**Exercise details:** Print every record below exactly as written.
/---
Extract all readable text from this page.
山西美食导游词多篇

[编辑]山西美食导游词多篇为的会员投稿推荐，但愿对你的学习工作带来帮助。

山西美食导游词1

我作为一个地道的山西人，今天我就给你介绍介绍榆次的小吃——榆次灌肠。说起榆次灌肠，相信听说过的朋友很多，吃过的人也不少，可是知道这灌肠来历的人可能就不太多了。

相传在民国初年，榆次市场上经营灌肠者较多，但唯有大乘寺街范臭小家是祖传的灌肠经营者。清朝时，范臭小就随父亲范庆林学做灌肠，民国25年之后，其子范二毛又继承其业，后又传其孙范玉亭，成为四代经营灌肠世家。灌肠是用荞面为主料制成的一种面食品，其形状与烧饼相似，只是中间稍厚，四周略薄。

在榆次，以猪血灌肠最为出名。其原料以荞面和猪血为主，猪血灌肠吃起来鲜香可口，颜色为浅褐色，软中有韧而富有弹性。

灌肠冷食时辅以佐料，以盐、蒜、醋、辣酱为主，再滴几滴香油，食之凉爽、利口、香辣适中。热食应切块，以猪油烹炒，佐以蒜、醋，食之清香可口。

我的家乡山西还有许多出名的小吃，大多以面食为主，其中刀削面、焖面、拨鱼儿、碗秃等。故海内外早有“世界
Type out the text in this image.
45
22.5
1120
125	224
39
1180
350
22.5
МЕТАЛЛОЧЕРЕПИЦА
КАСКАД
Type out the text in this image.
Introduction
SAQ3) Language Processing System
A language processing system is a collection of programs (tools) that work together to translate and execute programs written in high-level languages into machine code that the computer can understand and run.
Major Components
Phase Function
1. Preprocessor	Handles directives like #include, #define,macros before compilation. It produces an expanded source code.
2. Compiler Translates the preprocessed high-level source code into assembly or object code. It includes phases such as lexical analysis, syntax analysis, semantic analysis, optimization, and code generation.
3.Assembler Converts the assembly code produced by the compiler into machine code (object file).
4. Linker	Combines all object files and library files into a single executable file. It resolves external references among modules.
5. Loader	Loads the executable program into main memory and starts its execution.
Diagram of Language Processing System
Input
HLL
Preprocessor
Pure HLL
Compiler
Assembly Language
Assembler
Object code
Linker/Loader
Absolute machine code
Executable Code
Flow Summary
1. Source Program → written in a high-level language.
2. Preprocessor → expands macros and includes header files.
\---
**Expected output:**
Extract all readable text from this page.
山西美食导游词多篇

[编辑]山西美食导游词多篇为的会员投稿推荐，但愿对你的学习工作带来帮助。

山西美食导游词1

我作为一个地道的山西人，今天我就给你介绍介绍榆次的小吃——榆次灌肠。说起榆次灌肠，相信听说过的朋友很多，吃过的人也不少，可是知道这灌肠来历的人可能就不太多了。

相传在民国初年，榆次市场上经营灌肠者较多，但唯有大乘寺街范臭小家是祖传的灌肠经营者。清朝时，范臭小就随父亲范庆林学做灌肠，民国25年之后，其子范二毛又继承其业，后又传其孙范玉亭，成为四代经营灌肠世家。灌肠是用荞面为主料制成的一种面食品，其形状与烧饼相似，只是中间稍厚，四周略薄。

在榆次，以猪血灌肠最为出名。其原料以荞面和猪血为主，猪血灌肠吃起来鲜香可口，颜色为浅褐色，软中有韧而富有弹性。

灌肠冷食时辅以佐料，以盐、蒜、醋、辣酱为主，再滴几滴香油，食之凉爽、利口、香辣适中。热食应切块，以猪油烹炒，佐以蒜、醋，食之清香可口。

我的家乡山西还有许多出名的小吃，大多以面食为主，其中刀削面、焖面、拨鱼儿、碗秃等。故海内外早有“世界
Type out the text in this image.
45
22.5
1120
125	224
39
1180
350
22.5
МЕТАЛЛОЧЕРЕПИЦА
КАСКАД
Type out the text in this image.
Introduction
SAQ3) Language Processing System
A language processing system is a collection of programs (tools) that work together to translate and execute programs written in high-level languages into machine code that the computer can understand and run.
Major Components
Phase Function
1. Preprocessor	Handles directives like #include, #define,macros before compilation. It produces an expanded source code.
2. Compiler Translates the preprocessed high-level source code into assembly or object code. It includes phases such as lexical analysis, syntax analysis, semantic analysis, optimization, and code generation.
3.Assembler Converts the assembly code produced by the compiler into machine code (object file).
4. Linker	Combines all object files and library files into a single executable file. It resolves external references among modules.
5. Loader	Loads the executable program into main memory and starts its execution.
Diagram of Language Processing System
Input
HLL
Preprocessor
Pure HLL
Compiler
Assembly Language
Assembler
Object code
Linker/Loader
Absolute machine code
Executable Code
Flow Summary
1. Source Program → written in a high-level language.
2. Preprocessor → expands macros and includes header files.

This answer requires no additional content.